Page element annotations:
___

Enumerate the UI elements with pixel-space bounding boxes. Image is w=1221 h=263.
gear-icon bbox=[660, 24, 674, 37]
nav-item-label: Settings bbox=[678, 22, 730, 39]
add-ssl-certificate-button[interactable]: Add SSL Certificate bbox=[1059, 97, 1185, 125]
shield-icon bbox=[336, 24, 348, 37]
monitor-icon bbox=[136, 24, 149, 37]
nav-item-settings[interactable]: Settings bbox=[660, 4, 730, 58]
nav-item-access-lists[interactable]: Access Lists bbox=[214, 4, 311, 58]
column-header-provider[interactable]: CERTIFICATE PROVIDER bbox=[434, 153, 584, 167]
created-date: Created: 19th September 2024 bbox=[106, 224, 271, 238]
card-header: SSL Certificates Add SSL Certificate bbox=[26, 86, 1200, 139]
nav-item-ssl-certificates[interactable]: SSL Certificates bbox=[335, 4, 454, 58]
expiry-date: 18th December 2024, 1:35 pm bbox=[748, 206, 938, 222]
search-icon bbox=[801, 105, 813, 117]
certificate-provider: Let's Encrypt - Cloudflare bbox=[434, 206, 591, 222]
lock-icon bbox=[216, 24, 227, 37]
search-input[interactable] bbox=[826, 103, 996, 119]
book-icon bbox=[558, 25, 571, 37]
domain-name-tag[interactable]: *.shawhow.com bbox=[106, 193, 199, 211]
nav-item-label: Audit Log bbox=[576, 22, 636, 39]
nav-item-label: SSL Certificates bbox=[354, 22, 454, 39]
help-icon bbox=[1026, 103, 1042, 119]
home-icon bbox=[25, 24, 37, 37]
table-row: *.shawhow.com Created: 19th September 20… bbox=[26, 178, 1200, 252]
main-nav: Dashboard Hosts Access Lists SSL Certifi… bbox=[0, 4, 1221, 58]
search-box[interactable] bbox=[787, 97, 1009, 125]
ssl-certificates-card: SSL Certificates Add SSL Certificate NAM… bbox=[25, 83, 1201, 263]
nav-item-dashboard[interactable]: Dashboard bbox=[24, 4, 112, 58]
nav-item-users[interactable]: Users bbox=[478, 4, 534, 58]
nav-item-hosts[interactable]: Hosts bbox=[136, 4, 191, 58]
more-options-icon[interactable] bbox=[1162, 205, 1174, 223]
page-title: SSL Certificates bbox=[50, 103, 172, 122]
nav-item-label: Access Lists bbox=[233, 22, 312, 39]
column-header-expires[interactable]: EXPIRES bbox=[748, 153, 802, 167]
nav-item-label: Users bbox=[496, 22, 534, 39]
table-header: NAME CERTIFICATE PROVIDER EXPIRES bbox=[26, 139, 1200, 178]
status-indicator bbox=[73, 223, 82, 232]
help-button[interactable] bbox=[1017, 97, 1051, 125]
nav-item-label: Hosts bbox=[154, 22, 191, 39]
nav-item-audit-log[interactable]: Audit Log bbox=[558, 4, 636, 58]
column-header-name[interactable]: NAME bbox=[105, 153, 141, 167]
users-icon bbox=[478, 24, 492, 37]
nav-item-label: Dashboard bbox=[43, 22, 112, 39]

___

Task instructions: Copy out the rows from the first one through the line that contains "add-ssl-certificate-button[interactable]: Add SSL", including both of them.

The output:
Enumerate the UI elements with pixel-space bounding boxes. Image is w=1221 h=263.
gear-icon bbox=[660, 24, 674, 37]
nav-item-label: Settings bbox=[678, 22, 730, 39]
add-ssl-certificate-button[interactable]: Add SSL Certificate bbox=[1059, 97, 1185, 125]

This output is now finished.